-- DATASET ENTRIES start --
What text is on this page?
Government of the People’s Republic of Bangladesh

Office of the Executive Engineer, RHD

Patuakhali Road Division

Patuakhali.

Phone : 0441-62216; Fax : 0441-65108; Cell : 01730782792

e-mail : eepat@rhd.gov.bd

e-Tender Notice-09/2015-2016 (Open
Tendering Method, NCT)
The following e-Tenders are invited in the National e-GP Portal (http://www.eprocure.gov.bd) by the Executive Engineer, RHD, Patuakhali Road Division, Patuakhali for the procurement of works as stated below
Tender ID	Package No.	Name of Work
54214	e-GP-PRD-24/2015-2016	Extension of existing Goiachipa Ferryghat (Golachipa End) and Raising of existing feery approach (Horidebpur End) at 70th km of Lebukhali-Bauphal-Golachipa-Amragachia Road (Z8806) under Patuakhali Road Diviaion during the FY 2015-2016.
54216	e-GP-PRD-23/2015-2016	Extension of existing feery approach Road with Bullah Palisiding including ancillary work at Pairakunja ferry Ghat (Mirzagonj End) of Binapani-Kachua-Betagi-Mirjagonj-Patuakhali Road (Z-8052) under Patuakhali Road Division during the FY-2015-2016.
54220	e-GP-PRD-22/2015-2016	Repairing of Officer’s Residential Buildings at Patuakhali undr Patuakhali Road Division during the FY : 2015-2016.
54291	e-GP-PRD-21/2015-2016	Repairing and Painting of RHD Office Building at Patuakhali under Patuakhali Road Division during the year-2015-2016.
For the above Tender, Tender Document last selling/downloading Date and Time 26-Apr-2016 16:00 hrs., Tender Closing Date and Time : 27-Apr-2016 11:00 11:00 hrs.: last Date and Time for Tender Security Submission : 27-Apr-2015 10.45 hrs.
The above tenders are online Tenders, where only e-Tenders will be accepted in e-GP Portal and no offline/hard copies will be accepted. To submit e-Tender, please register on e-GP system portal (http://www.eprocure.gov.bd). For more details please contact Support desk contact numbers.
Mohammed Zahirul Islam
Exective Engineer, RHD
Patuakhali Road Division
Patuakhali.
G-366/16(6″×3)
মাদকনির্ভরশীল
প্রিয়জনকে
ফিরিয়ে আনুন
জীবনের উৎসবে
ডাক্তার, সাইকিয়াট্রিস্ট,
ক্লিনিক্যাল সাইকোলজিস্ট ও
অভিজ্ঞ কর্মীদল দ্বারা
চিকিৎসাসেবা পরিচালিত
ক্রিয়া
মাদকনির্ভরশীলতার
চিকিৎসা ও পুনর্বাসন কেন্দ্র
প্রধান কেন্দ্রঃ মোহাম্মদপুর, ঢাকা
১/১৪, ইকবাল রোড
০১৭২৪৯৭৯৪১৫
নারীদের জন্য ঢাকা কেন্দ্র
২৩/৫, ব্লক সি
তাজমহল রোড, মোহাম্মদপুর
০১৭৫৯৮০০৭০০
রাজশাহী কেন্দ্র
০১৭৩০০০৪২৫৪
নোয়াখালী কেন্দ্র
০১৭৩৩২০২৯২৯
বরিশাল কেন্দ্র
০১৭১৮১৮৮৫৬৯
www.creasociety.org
-- DATASET ENTRIES end --
-- DATASET ENTRIES start --
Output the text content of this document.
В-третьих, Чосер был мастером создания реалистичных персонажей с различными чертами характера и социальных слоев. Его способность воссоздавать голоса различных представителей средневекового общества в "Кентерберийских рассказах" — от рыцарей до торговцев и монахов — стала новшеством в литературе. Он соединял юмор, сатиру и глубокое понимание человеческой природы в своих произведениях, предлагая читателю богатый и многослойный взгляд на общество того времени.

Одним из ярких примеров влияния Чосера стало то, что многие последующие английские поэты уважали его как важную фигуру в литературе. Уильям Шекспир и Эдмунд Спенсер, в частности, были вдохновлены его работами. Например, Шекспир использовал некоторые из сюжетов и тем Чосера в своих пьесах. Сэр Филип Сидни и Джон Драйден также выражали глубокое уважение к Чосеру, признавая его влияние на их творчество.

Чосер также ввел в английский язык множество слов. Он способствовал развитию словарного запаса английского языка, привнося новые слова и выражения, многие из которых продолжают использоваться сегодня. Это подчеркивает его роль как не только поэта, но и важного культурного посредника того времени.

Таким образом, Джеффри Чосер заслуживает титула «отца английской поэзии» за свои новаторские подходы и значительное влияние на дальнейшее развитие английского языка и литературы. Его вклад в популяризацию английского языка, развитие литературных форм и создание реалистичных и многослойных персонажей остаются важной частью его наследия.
-- DATASET ENTRIES end --
* _PROBLEM STATEMENT_: Copy each line of the records above that carries the word "http".

* _EXPECTED OUTPUT_:
The following e-Tenders are invited in the National e-GP Portal (http://www.eprocure.gov.bd) by the Executive Engineer, RHD, Patuakhali Road Division, Patuakhali for the procurement of works as stated below
The above tenders are online Tenders, where only e-Tenders will be accepted in e-GP Portal and no offline/hard copies will be accepted. To submit e-Tender, please register on e-GP system portal (http://www.eprocure.gov.bd). For more details please contact Support desk contact numbers.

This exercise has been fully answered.